### DATA SUPPLIED
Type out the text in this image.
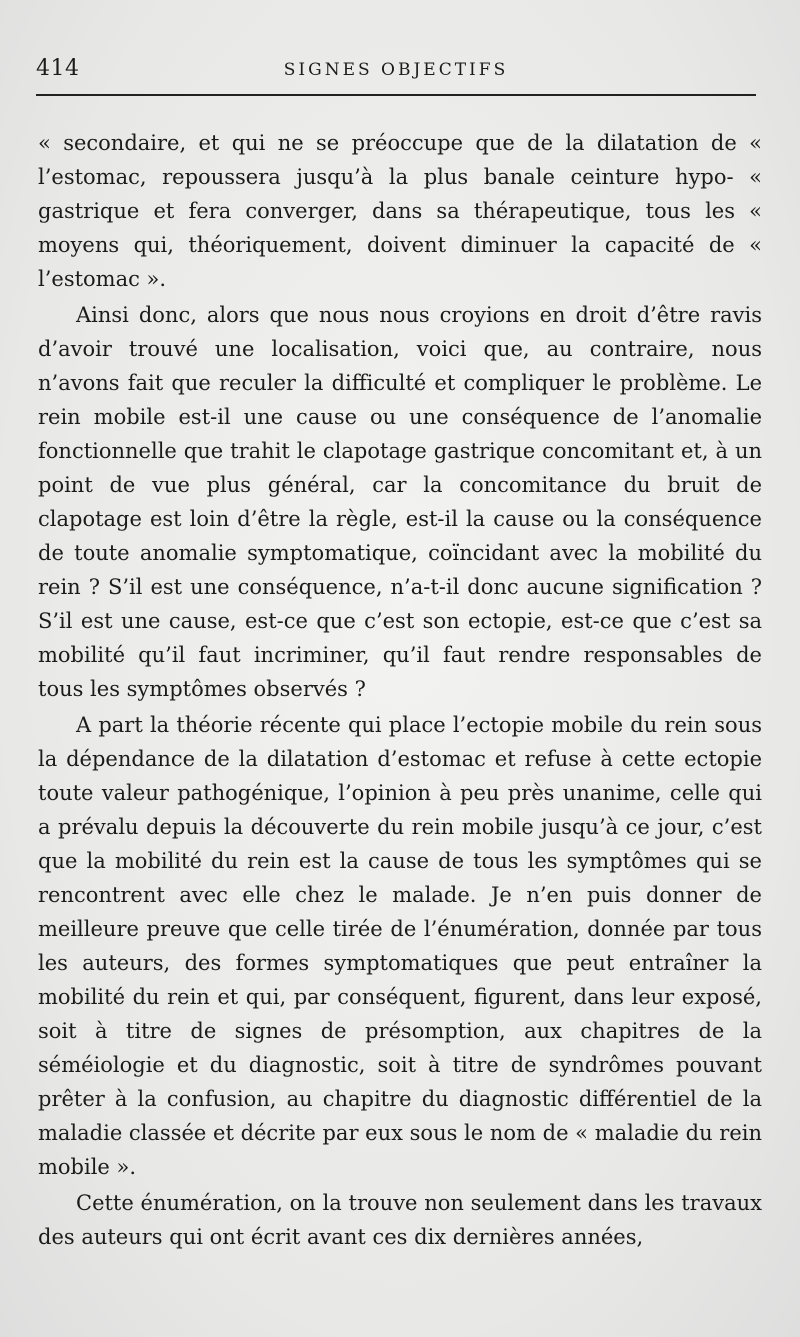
414	SIGNES OBJECTIFS

« secondaire, et qui ne se préoccupe que de la dilatation de « l’estomac, repoussera jusqu’à la plus banale ceinture hypo- « gastrique et fera converger, dans sa thérapeutique, tous les « moyens qui, théoriquement, doivent diminuer la capacité de « l’estomac ».

Ainsi donc, alors que nous nous croyions en droit d’être ravis d’avoir trouvé une localisation, voici que, au contraire, nous n’avons fait que reculer la difficulté et compliquer le problème. Le rein mobile est-il une cause ou une conséquence de l’anomalie fonctionnelle que trahit le clapotage gastrique concomitant et, à un point de vue plus général, car la concomitance du bruit de clapotage est loin d’être la règle, est-il la cause ou la conséquence de toute anomalie symptomatique, coïncidant avec la mobilité du rein ? S’il est une conséquence, n’a-t-il donc aucune signification ? S’il est une cause, est-ce que c’est son ectopie, est-ce que c’est sa mobilité qu’il faut incriminer, qu’il faut rendre responsables de tous les symptômes observés ?

A part la théorie récente qui place l’ectopie mobile du rein sous la dépendance de la dilatation d’estomac et refuse à cette ectopie toute valeur pathogénique, l’opinion à peu près unanime, celle qui a prévalu depuis la découverte du rein mobile jusqu’à ce jour, c’est que la mobilité du rein est la cause de tous les symptômes qui se rencontrent avec elle chez le malade. Je n’en puis donner de meilleure preuve que celle tirée de l’énumération, donnée par tous les auteurs, des formes symptomatiques que peut entraîner la mobilité du rein et qui, par conséquent, figurent, dans leur exposé, soit à titre de signes de présomption, aux chapitres de la séméiologie et du diagnostic, soit à titre de syndrômes pouvant prêter à la confusion, au chapitre du diagnostic différentiel de la maladie classée et décrite par eux sous le nom de « maladie du rein mobile ».

Cette énumération, on la trouve non seulement dans les travaux des auteurs qui ont écrit avant ces dix dernières années,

### YOUR OBJECTIVE
Output every entry verbatim. Pictures do not belong in the copy.

### ANSWER IN FULL
Type out the text in this image.
414	SIGNES OBJECTIFS

« secondaire, et qui ne se préoccupe que de la dilatation de « l’estomac, repoussera jusqu’à la plus banale ceinture hypo- « gastrique et fera converger, dans sa thérapeutique, tous les « moyens qui, théoriquement, doivent diminuer la capacité de « l’estomac ».

Ainsi donc, alors que nous nous croyions en droit d’être ravis d’avoir trouvé une localisation, voici que, au contraire, nous n’avons fait que reculer la difficulté et compliquer le problème. Le rein mobile est-il une cause ou une conséquence de l’anomalie fonctionnelle que trahit le clapotage gastrique concomitant et, à un point de vue plus général, car la concomitance du bruit de clapotage est loin d’être la règle, est-il la cause ou la conséquence de toute anomalie symptomatique, coïncidant avec la mobilité du rein ? S’il est une conséquence, n’a-t-il donc aucune signification ? S’il est une cause, est-ce que c’est son ectopie, est-ce que c’est sa mobilité qu’il faut incriminer, qu’il faut rendre responsables de tous les symptômes observés ?

A part la théorie récente qui place l’ectopie mobile du rein sous la dépendance de la dilatation d’estomac et refuse à cette ectopie toute valeur pathogénique, l’opinion à peu près unanime, celle qui a prévalu depuis la découverte du rein mobile jusqu’à ce jour, c’est que la mobilité du rein est la cause de tous les symptômes qui se rencontrent avec elle chez le malade. Je n’en puis donner de meilleure preuve que celle tirée de l’énumération, donnée par tous les auteurs, des formes symptomatiques que peut entraîner la mobilité du rein et qui, par conséquent, figurent, dans leur exposé, soit à titre de signes de présomption, aux chapitres de la séméiologie et du diagnostic, soit à titre de syndrômes pouvant prêter à la confusion, au chapitre du diagnostic différentiel de la maladie classée et décrite par eux sous le nom de « maladie du rein mobile ».

Cette énumération, on la trouve non seulement dans les travaux des auteurs qui ont écrit avant ces dix dernières années,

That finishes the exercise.